**Provided data:**
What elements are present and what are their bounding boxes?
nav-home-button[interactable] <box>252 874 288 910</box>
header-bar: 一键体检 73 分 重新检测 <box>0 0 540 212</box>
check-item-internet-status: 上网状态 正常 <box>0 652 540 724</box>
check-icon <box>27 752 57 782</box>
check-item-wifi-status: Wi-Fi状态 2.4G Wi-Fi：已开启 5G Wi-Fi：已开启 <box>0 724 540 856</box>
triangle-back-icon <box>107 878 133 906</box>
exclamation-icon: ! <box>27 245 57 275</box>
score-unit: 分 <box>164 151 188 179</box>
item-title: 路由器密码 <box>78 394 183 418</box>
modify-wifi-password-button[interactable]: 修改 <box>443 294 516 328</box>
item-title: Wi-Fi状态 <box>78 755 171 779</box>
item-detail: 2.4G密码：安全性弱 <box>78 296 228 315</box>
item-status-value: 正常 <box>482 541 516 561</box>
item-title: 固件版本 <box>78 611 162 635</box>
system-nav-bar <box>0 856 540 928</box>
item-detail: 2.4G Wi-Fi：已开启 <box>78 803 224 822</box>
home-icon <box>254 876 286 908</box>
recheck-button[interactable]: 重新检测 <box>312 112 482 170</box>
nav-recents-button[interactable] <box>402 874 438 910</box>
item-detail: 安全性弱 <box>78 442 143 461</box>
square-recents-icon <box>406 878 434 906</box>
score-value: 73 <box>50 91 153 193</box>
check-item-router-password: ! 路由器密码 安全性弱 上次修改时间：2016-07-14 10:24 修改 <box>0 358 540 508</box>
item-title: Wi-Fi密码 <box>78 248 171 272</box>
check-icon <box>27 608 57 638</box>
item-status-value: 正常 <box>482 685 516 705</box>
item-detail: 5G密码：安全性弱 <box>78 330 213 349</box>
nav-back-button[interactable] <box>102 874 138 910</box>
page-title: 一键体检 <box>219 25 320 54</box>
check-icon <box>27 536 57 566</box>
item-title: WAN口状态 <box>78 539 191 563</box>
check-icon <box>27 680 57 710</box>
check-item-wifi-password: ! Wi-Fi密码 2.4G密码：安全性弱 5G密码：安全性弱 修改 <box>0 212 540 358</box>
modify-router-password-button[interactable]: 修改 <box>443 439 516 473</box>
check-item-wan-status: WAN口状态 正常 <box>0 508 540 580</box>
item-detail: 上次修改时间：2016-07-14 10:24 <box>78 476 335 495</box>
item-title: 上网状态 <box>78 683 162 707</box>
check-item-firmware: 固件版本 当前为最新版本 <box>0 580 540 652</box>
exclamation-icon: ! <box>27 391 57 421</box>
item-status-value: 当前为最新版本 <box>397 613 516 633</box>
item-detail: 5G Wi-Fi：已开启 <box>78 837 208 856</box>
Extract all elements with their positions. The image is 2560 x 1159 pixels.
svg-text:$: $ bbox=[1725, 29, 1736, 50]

**Task instructions:** Write out the listing word for word, from its first line through the line containing "check-item-wifi-password: ! Wi-Fi密码", with both ends included.

**Solution for this problem:**
What elements are present and what are their bounding boxes?
nav-home-button[interactable] <box>252 874 288 910</box>
header-bar: 一键体检 73 分 重新检测 <box>0 0 540 212</box>
check-item-internet-status: 上网状态 正常 <box>0 652 540 724</box>
check-icon <box>27 752 57 782</box>
check-item-wifi-status: Wi-Fi状态 2.4G Wi-Fi：已开启 5G Wi-Fi：已开启 <box>0 724 540 856</box>
triangle-back-icon <box>107 878 133 906</box>
exclamation-icon: ! <box>27 245 57 275</box>
score-unit: 分 <box>164 151 188 179</box>
item-title: 路由器密码 <box>78 394 183 418</box>
modify-wifi-password-button[interactable]: 修改 <box>443 294 516 328</box>
item-title: Wi-Fi状态 <box>78 755 171 779</box>
item-detail: 2.4G密码：安全性弱 <box>78 296 228 315</box>
item-status-value: 正常 <box>482 541 516 561</box>
item-title: 固件版本 <box>78 611 162 635</box>
system-nav-bar <box>0 856 540 928</box>
item-detail: 2.4G Wi-Fi：已开启 <box>78 803 224 822</box>
home-icon <box>254 876 286 908</box>
recheck-button[interactable]: 重新检测 <box>312 112 482 170</box>
nav-recents-button[interactable] <box>402 874 438 910</box>
item-detail: 安全性弱 <box>78 442 143 461</box>
square-recents-icon <box>406 878 434 906</box>
score-value: 73 <box>50 91 153 193</box>
check-item-router-password: ! 路由器密码 安全性弱 上次修改时间：2016-07-14 10:24 修改 <box>0 358 540 508</box>
item-title: Wi-Fi密码 <box>78 248 171 272</box>
check-icon <box>27 608 57 638</box>
item-status-value: 正常 <box>482 685 516 705</box>
item-detail: 5G密码：安全性弱 <box>78 330 213 349</box>
nav-back-button[interactable] <box>102 874 138 910</box>
page-title: 一键体检 <box>219 25 320 54</box>
check-icon <box>27 536 57 566</box>
item-title: WAN口状态 <box>78 539 191 563</box>
check-icon <box>27 680 57 710</box>
check-item-wifi-password: ! Wi-Fi密码 2.4G密码：安全性弱 5G密码：安全性弱 修改 <box>0 212 540 358</box>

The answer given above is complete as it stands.